**What is asked:**
Write out every line of the records below as a numbered list, omitting blank lines and the pictures.

-- Start --

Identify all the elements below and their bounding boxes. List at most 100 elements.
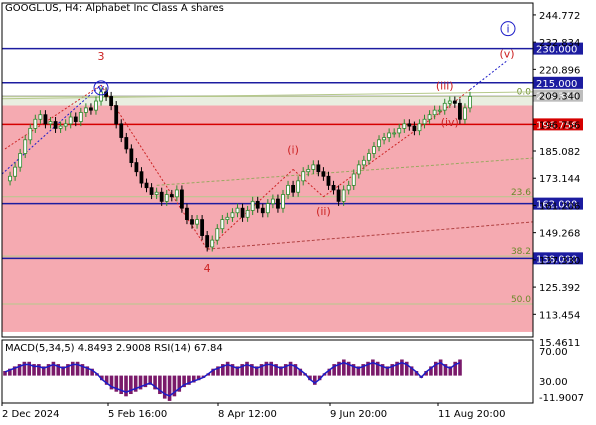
x-tick-label: 5 Feb 16:00 (108, 409, 167, 420)
wave-label-blue-v-circle (93, 80, 109, 96)
candle-body (200, 219, 205, 236)
candle-body (321, 171, 326, 177)
fib-zone-top (2, 96, 533, 106)
macd-bar (332, 364, 336, 376)
macd-bar (51, 361, 56, 376)
y-tick-label: 209.340 (539, 92, 580, 103)
y-tick-label: 232.834 (539, 38, 580, 49)
macd-bar (371, 359, 375, 376)
y-tick-label: 185.082 (539, 147, 580, 158)
candle-body (245, 210, 250, 218)
x-tick-label: 8 Apr 12:00 (218, 409, 277, 420)
macd-bar (124, 375, 128, 397)
candle-body (73, 116, 78, 122)
chart-description: Alphabet Inc Class A shares (85, 3, 224, 14)
chart-symbol: GOOGL.US, H4: (5, 3, 83, 14)
candle-body (311, 164, 316, 170)
x-tick-label: 11 Aug 20:00 (438, 409, 505, 420)
macd-bar (167, 375, 172, 401)
candle-body (180, 189, 184, 209)
macd-bar (66, 364, 70, 376)
macd-tick-label: 70.00 (539, 347, 568, 358)
fib-zone-layer: 0.023.638.250.0 (2, 87, 533, 332)
macd-bar (375, 361, 380, 376)
level-tag (533, 42, 583, 55)
macd-bar (70, 361, 75, 376)
wave-label-iii: (iii) (436, 80, 454, 93)
level-tag-label: 209.340 (536, 92, 577, 103)
candle-body (89, 107, 93, 111)
macd-bar (129, 375, 133, 395)
candle-body (316, 164, 321, 173)
fib-trend-line (1, 91, 534, 100)
y-tick-label: 149.268 (539, 229, 580, 240)
macd-bar (148, 375, 153, 385)
level-tag (533, 89, 583, 102)
candle-body (23, 139, 28, 154)
wave-label-blue-i-circle (500, 21, 516, 37)
channel-lower (207, 221, 534, 250)
candle-body (270, 198, 275, 205)
candle-body (114, 105, 119, 125)
candle-body (296, 180, 301, 193)
candle-body (422, 118, 427, 125)
candle-body (164, 194, 169, 202)
candle-body (33, 118, 38, 129)
level-tag (533, 118, 583, 131)
candle-body (134, 162, 139, 173)
fib-label: 38.2 (511, 247, 531, 257)
macd-bar (61, 366, 65, 376)
macd-bar (8, 368, 12, 376)
wave-label-blue-i: i (506, 23, 509, 36)
macd-bar (22, 361, 27, 376)
candle-body (215, 228, 220, 241)
wave-label-4: 4 (204, 262, 211, 275)
macd-bar (221, 364, 225, 376)
macd-bar (56, 364, 61, 376)
chart-frame (1, 2, 534, 338)
macd-bar (409, 366, 414, 376)
macd-bar (448, 366, 453, 376)
macd-bar (230, 364, 235, 376)
macd-bar (458, 359, 462, 376)
macd-bar (41, 366, 46, 376)
candle-body (129, 148, 134, 163)
macd-bar (366, 361, 370, 376)
candle-body (185, 207, 189, 220)
fib-label: 23.6 (511, 188, 531, 198)
candle-body (452, 100, 457, 104)
macd-bar (351, 364, 356, 376)
candle-body (392, 132, 397, 135)
candle-body (437, 109, 442, 112)
candle-body (291, 184, 295, 193)
macd-bar (259, 364, 264, 376)
macd-bar (438, 359, 443, 376)
candle-body (442, 102, 447, 111)
candle-body (13, 166, 18, 177)
level-lines: 230.000 215.000 209.340 196.756 162.000 138.0… (2, 42, 583, 265)
macd-bar (46, 364, 51, 376)
macd-bar (254, 366, 259, 376)
level-tag-label: 162.000 (536, 200, 577, 211)
macd-bar (414, 370, 419, 376)
macd-bar (109, 375, 114, 390)
level-tag (533, 76, 583, 89)
macd-bar (240, 364, 244, 376)
candle-body (356, 164, 361, 175)
wave-label-ii: (ii) (316, 205, 331, 218)
macd-bar (104, 375, 109, 385)
wave-label-iv: (iv) (441, 116, 459, 129)
candle-body (220, 219, 225, 230)
candle-body (109, 96, 114, 106)
candle-body (361, 159, 366, 166)
macd-bar (395, 361, 399, 376)
macd-bar (433, 361, 438, 376)
macd-bar (90, 368, 94, 376)
chart-title: GOOGL.US, H4: Alphabet Inc Class A share… (5, 3, 224, 14)
y-tick-label: 196.756 (539, 120, 580, 131)
candle-body (48, 121, 53, 125)
y-tick-label: 125.392 (539, 283, 580, 294)
candle-body (341, 189, 346, 202)
candle-body (387, 132, 392, 138)
axes: 244.772 232.834 220.896 209.340 196.756 185.0… (1, 2, 580, 420)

-- End --

**Complete output:**
1. Identify all the elements below and their bounding boxes. List at most 100 elements.
2. x-tick-label: 5 Feb 16:00 (108, 409, 167, 420)
3. wave-label-blue-v-circle (93, 80, 109, 96)
4. candle-body (200, 219, 205, 236)
5. candle-body (321, 171, 326, 177)
6. fib-zone-top (2, 96, 533, 106)
7. macd-bar (332, 364, 336, 376)
8. macd-bar (51, 361, 56, 376)
9. y-tick-label: 209.340 (539, 92, 580, 103)
10. y-tick-label: 232.834 (539, 38, 580, 49)
11. macd-bar (371, 359, 375, 376)
12. y-tick-label: 185.082 (539, 147, 580, 158)
13. candle-body (245, 210, 250, 218)
14. x-tick-label: 8 Apr 12:00 (218, 409, 277, 420)
15. macd-bar (124, 375, 128, 397)
16. candle-body (73, 116, 78, 122)
17. chart-description: Alphabet Inc Class A shares (85, 3, 224, 14)
18. chart-symbol: GOOGL.US, H4: (5, 3, 83, 14)
19. candle-body (311, 164, 316, 170)
20. x-tick-label: 11 Aug 20:00 (438, 409, 505, 420)
21. macd-bar (167, 375, 172, 401)
22. candle-body (180, 189, 184, 209)
23. macd-bar (66, 364, 70, 376)
24. macd-tick-label: 70.00 (539, 347, 568, 358)
25. fib-zone-layer: 0.023.638.250.0 (2, 87, 533, 332)
26. macd-bar (375, 361, 380, 376)
27. level-tag (533, 42, 583, 55)
28. macd-bar (70, 361, 75, 376)
29. wave-label-iii: (iii) (436, 80, 454, 93)
30. level-tag-label: 209.340 (536, 92, 577, 103)
31. candle-body (89, 107, 93, 111)
32. macd-bar (129, 375, 133, 395)
33. candle-body (316, 164, 321, 173)
34. fib-trend-line (1, 91, 534, 100)
35. y-tick-label: 149.268 (539, 229, 580, 240)
36. macd-bar (148, 375, 153, 385)
37. level-tag (533, 89, 583, 102)
38. candle-body (23, 139, 28, 154)
39. wave-label-blue-i-circle (500, 21, 516, 37)
40. channel-lower (207, 221, 534, 250)
41. candle-body (270, 198, 275, 205)
42. candle-body (114, 105, 119, 125)
43. candle-body (296, 180, 301, 193)
44. candle-body (422, 118, 427, 125)
45. candle-body (164, 194, 169, 202)
46. candle-body (33, 118, 38, 129)
47. level-tag (533, 118, 583, 131)
48. candle-body (134, 162, 139, 173)
49. fib-label: 38.2 (511, 247, 531, 257)
50. macd-bar (61, 366, 65, 376)
51. macd-bar (8, 368, 12, 376)
52. wave-label-blue-i: i (506, 23, 509, 36)
53. macd-bar (22, 361, 27, 376)
54. candle-body (215, 228, 220, 241)
55. wave-label-4: 4 (204, 262, 211, 275)
56. macd-bar (221, 364, 225, 376)
57. macd-bar (56, 364, 61, 376)
58. chart-frame (1, 2, 534, 338)
59. macd-bar (409, 366, 414, 376)
60. macd-bar (448, 366, 453, 376)
61. macd-bar (230, 364, 235, 376)
62. macd-bar (458, 359, 462, 376)
63. macd-bar (41, 366, 46, 376)
64. candle-body (129, 148, 134, 163)
65. macd-bar (366, 361, 370, 376)
66. candle-body (185, 207, 189, 220)
67. fib-label: 23.6 (511, 188, 531, 198)
68. candle-body (452, 100, 457, 104)
69. macd-bar (351, 364, 356, 376)
70. candle-body (392, 132, 397, 135)
71. candle-body (437, 109, 442, 112)
72. candle-body (291, 184, 295, 193)
73. macd-bar (259, 364, 264, 376)
74. macd-bar (438, 359, 443, 376)
75. candle-body (442, 102, 447, 111)
76. candle-body (13, 166, 18, 177)
77. level-lines: 230.000 215.000 209.340 196.756 162.000 138.0… (2, 42, 583, 265)
78. macd-bar (46, 364, 51, 376)
79. macd-bar (254, 366, 259, 376)
80. level-tag-label: 162.000 (536, 200, 577, 211)
81. macd-bar (414, 370, 419, 376)
82. macd-bar (109, 375, 114, 390)
83. level-tag (533, 76, 583, 89)
84. macd-bar (240, 364, 244, 376)
85. candle-body (356, 164, 361, 175)
86. wave-label-ii: (ii) (316, 205, 331, 218)
87. macd-bar (104, 375, 109, 385)
88. wave-label-iv: (iv) (441, 116, 459, 129)
89. candle-body (220, 219, 225, 230)
90. candle-body (109, 96, 114, 106)
91. candle-body (361, 159, 366, 166)
92. macd-bar (395, 361, 399, 376)
93. macd-bar (433, 361, 438, 376)
94. macd-bar (90, 368, 94, 376)
95. chart-title: GOOGL.US, H4: Alphabet Inc Class A share… (5, 3, 224, 14)
96. y-tick-label: 196.756 (539, 120, 580, 131)
97. candle-body (48, 121, 53, 125)
98. y-tick-label: 125.392 (539, 283, 580, 294)
99. candle-body (341, 189, 346, 202)
100. candle-body (387, 132, 392, 138)
101. axes: 244.772 232.834 220.896 209.340 196.756 185.0… (1, 2, 580, 420)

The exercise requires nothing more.